Copy out the part that opens with the line containing "Patent image size: (1246, 880)." and closes with the line containing "The top member 2 is at (455, 176).", replacing "calibrating tool" with "sizing tool" and changing nothing else.

STORED RECORDS:
******************************

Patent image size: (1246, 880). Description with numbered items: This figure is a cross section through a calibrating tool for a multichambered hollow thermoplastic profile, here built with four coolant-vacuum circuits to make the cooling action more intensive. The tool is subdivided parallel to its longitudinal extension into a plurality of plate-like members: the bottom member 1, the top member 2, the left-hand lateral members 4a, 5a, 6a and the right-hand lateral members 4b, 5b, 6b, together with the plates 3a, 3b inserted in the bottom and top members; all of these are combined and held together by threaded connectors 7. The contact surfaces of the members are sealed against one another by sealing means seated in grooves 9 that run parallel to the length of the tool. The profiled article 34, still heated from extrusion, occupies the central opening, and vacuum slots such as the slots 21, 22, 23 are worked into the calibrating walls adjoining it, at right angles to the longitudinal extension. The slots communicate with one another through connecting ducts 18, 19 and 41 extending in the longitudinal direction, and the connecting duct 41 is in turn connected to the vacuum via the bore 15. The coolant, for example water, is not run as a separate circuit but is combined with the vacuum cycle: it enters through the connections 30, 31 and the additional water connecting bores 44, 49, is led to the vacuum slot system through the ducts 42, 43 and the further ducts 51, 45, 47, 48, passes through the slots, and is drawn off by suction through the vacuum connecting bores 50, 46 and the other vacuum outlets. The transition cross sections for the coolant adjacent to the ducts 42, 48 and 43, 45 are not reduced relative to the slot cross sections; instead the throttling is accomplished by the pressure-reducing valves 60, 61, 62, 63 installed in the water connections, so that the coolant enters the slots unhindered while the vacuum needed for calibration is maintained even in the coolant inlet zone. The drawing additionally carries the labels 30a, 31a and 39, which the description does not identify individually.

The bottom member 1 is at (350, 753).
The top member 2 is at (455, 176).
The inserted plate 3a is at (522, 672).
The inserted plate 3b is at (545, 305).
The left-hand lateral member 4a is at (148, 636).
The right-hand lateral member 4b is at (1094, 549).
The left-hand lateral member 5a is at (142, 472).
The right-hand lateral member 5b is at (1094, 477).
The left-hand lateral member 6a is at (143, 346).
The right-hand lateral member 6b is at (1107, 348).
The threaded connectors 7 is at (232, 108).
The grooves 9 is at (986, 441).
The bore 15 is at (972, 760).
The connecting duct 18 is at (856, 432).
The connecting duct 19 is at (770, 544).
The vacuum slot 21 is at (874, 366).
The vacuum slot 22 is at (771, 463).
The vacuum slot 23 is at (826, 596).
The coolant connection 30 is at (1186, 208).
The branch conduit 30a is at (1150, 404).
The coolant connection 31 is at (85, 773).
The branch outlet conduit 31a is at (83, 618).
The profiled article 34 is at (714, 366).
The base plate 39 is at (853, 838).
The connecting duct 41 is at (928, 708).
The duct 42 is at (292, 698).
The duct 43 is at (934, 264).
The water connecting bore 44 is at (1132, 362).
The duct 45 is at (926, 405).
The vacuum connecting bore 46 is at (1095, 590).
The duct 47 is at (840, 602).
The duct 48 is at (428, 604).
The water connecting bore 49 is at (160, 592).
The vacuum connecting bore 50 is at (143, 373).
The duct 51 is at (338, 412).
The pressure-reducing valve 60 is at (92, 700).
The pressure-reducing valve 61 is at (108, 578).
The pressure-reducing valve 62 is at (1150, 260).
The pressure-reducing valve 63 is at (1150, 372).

******************************

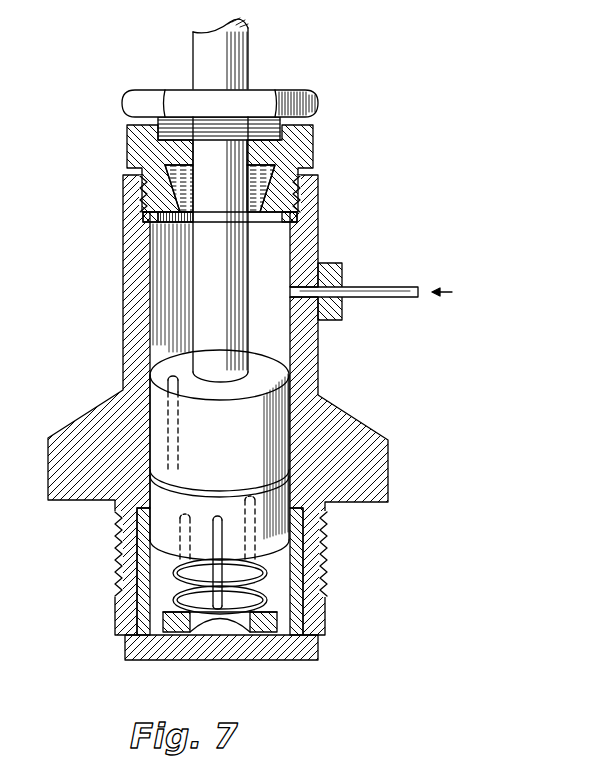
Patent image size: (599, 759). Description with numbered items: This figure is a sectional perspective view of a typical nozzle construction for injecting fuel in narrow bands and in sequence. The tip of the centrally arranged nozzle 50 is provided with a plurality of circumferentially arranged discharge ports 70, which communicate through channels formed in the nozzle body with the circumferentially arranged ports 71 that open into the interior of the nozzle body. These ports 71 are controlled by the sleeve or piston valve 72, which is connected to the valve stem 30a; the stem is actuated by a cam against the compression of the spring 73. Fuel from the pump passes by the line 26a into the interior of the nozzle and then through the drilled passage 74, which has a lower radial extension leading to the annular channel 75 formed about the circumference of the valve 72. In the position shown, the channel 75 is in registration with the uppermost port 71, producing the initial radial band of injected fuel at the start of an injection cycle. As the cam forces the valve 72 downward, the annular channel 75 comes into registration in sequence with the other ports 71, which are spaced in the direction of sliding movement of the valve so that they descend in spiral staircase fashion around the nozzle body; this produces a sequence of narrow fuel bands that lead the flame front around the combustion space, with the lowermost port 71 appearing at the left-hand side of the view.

******************************

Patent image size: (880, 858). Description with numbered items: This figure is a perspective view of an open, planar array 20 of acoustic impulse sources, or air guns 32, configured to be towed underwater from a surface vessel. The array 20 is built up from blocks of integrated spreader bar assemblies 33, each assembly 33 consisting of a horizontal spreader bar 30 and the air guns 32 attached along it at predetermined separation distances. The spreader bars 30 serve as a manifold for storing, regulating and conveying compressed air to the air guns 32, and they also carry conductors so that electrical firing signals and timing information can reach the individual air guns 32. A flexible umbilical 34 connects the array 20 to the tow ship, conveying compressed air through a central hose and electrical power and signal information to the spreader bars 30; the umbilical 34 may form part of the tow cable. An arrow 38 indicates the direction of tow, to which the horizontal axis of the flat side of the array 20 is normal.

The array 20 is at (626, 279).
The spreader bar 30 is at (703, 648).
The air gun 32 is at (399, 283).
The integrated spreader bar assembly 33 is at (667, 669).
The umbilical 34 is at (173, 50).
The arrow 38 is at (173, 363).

******************************

TASK RESPONSE:
Patent image size: (1246, 880). Description with numbered items: This figure is a cross section through a sizing tool for a multichambered hollow thermoplastic profile, here built with four coolant-vacuum circuits to make the cooling action more intensive. The tool is subdivided parallel to its longitudinal extension into a plurality of plate-like members: the bottom member 1, the top member 2, the left-hand lateral members 4a, 5a, 6a and the right-hand lateral members 4b, 5b, 6b, together with the plates 3a, 3b inserted in the bottom and top members; all of these are combined and held together by threaded connectors 7. The contact surfaces of the members are sealed against one another by sealing means seated in grooves 9 that run parallel to the length of the tool. The profiled article 34, still heated from extrusion, occupies the central opening, and vacuum slots such as the slots 21, 22, 23 are worked into the calibrating walls adjoining it, at right angles to the longitudinal extension. The slots communicate with one another through connecting ducts 18, 19 and 41 extending in the longitudinal direction, and the connecting duct 41 is in turn connected to the vacuum via the bore 15. The coolant, for example water, is not run as a separate circuit but is combined with the vacuum cycle: it enters through the connections 30, 31 and the additional water connecting bores 44, 49, is led to the vacuum slot system through the ducts 42, 43 and the further ducts 51, 45, 47, 48, passes through the slots, and is drawn off by suction through the vacuum connecting bores 50, 46 and the other vacuum outlets. The transition cross sections for the coolant adjacent to the ducts 42, 48 and 43, 45 are not reduced relative to the slot cross sections; instead the throttling is accomplished by the pressure-reducing valves 60, 61, 62, 63 installed in the water connections, so that the coolant enters the slots unhindered while the vacuum needed for calibration is maintained even in the coolant inlet zone. The drawing additionally carries the labels 30a, 31a and 39, which the description does not identify individually.

The bottom member 1 is at (350, 753).
The top member 2 is at (455, 176).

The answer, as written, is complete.